Exercise
Pull every "kind" line out of the data below.

Data excerpts

::::::::::

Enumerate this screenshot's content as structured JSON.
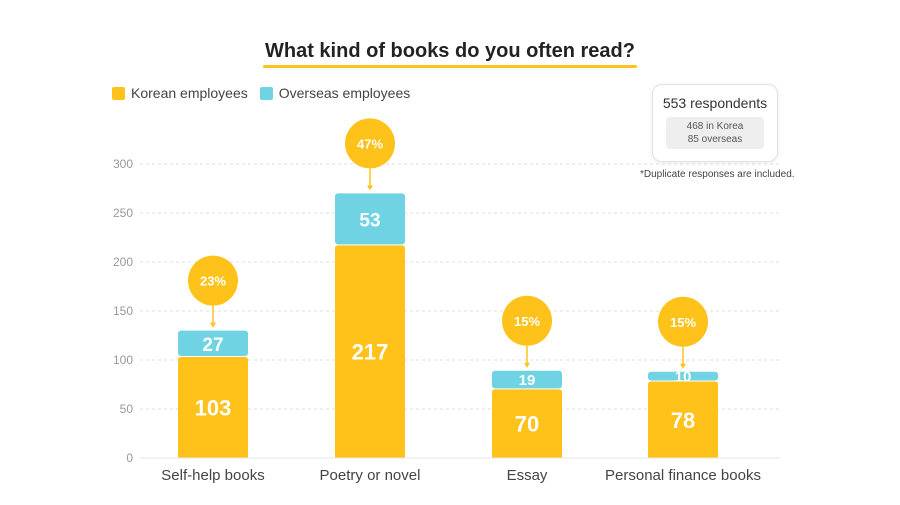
{
  "title": "What kind of books do you often read?",
  "legend": {
    "korean": "Korean employees",
    "overseas": "Overseas employees"
  },
  "respondents": {
    "total": "553 respondents",
    "korea": "468 in Korea",
    "overseas": "85 overseas"
  },
  "footnote": "*Duplicate responses are included.",
  "colors": {
    "korean": "#FFC21A",
    "overseas": "#6FD3E3",
    "accent": "#FFC21A"
  },
  "chart_data": {
    "type": "bar",
    "stacked": true,
    "title": "What kind of books do you often read?",
    "categories": [
      "Self-help books",
      "Poetry or novel",
      "Essay",
      "Personal finance books"
    ],
    "series": [
      {
        "name": "Korean employees",
        "values": [
          103,
          217,
          70,
          78
        ]
      },
      {
        "name": "Overseas employees",
        "values": [
          27,
          53,
          19,
          10
        ]
      }
    ],
    "percent_labels": [
      "23%",
      "47%",
      "15%",
      "15%"
    ],
    "ylim": [
      0,
      300
    ],
    "yticks": [
      0,
      50,
      100,
      150,
      200,
      250,
      300
    ],
    "grid": true,
    "xlabel": "",
    "ylabel": "",
    "legend_position": "top-left"
  }
}
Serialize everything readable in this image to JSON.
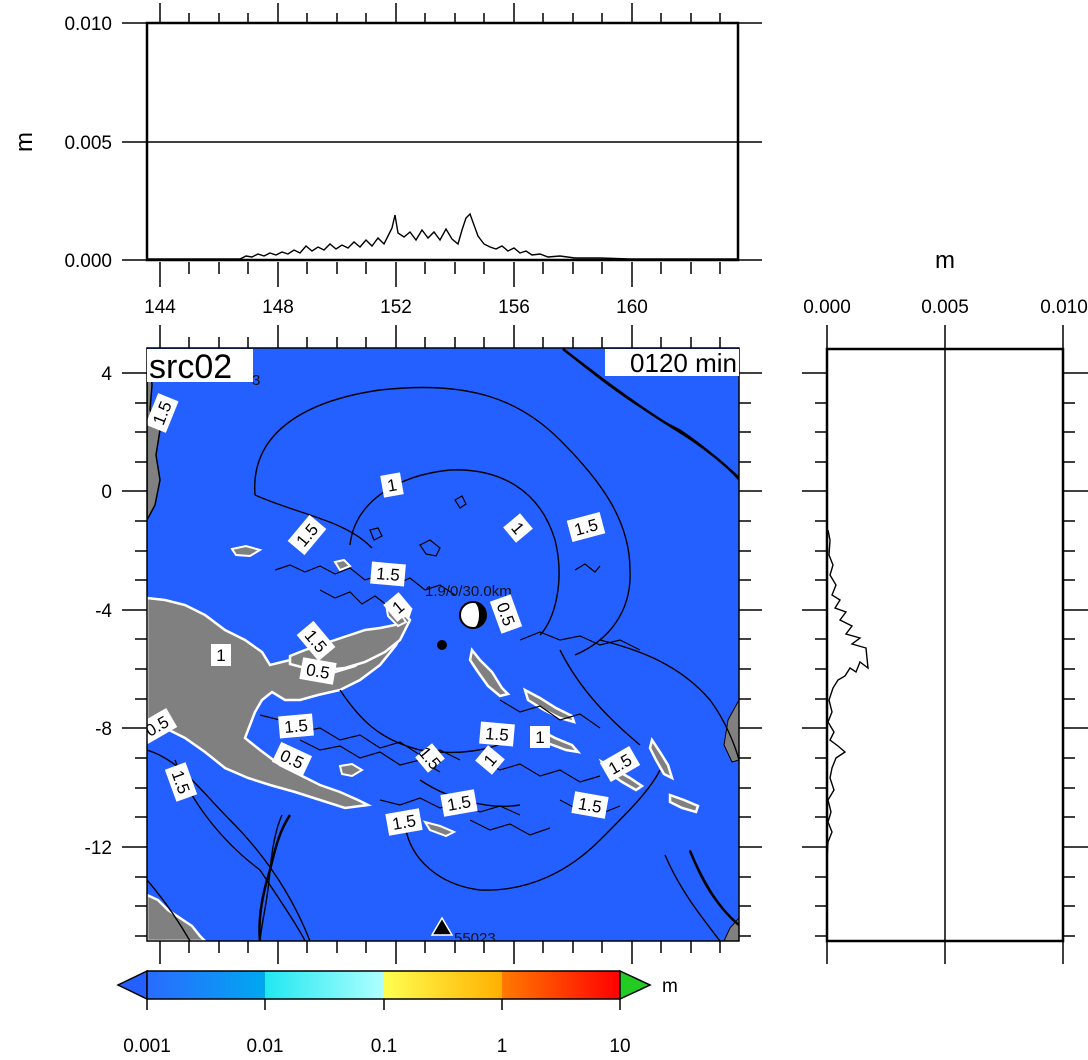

::::::::::

Answer to the problem
  "title": "What kind of books do you often read?",
    "title": "What kind of books do you often read?",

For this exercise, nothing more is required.